● **Exercise aim**: Copy out the complete listing, word for word.

________________________________________

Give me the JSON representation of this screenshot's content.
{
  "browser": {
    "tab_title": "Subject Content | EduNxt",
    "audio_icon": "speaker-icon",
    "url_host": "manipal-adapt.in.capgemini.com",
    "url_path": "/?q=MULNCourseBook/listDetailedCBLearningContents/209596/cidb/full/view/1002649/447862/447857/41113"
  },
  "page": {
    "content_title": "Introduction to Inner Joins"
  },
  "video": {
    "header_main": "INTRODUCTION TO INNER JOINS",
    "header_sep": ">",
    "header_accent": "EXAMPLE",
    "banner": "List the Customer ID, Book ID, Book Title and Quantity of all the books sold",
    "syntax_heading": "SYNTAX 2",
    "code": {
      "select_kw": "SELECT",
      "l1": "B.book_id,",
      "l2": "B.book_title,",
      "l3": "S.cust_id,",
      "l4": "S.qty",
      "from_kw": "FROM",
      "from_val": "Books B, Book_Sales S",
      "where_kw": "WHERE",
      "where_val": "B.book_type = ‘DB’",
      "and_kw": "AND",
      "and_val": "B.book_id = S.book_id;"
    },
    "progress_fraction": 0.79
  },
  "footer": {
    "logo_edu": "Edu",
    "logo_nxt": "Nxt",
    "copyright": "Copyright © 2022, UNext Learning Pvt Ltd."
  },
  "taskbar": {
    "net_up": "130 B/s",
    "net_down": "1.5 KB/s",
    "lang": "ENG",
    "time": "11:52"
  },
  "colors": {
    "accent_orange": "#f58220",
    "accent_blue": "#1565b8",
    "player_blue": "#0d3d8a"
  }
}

________________________________________

● **Output of the exercise**:
Give me the JSON representation of this screenshot's content.
{
  "browser": {
    "tab_title": "Subject Content | EduNxt",
    "audio_icon": "speaker-icon",
    "url_host": "manipal-adapt.in.capgemini.com",
    "url_path": "/?q=MULNCourseBook/listDetailedCBLearningContents/209596/cidb/full/view/1002649/447862/447857/41113"
  },
  "page": {
    "content_title": "Introduction to Inner Joins"
  },
  "video": {
    "header_main": "INTRODUCTION TO INNER JOINS",
    "header_sep": ">",
    "header_accent": "EXAMPLE",
    "banner": "List the Customer ID, Book ID, Book Title and Quantity of all the books sold",
    "syntax_heading": "SYNTAX 2",
    "code": {
      "select_kw": "SELECT",
      "l1": "B.book_id,",
      "l2": "B.book_title,",
      "l3": "S.cust_id,",
      "l4": "S.qty",
      "from_kw": "FROM",
      "from_val": "Books B, Book_Sales S",
      "where_kw": "WHERE",
      "where_val": "B.book_type = ‘DB’",
      "and_kw": "AND",
      "and_val": "B.book_id = S.book_id;"
    },
    "progress_fraction": 0.79
  },
  "footer": {
    "logo_edu": "Edu",
    "logo_nxt": "Nxt",
    "copyright": "Copyright © 2022, UNext Learning Pvt Ltd."
  },
  "taskbar": {
    "net_up": "130 B/s",
    "net_down": "1.5 KB/s",
    "lang": "ENG",
    "time": "11:52"
  },
  "colors": {
    "accent_orange": "#f58220",
    "accent_blue": "#1565b8",
    "player_blue": "#0d3d8a"
  }
}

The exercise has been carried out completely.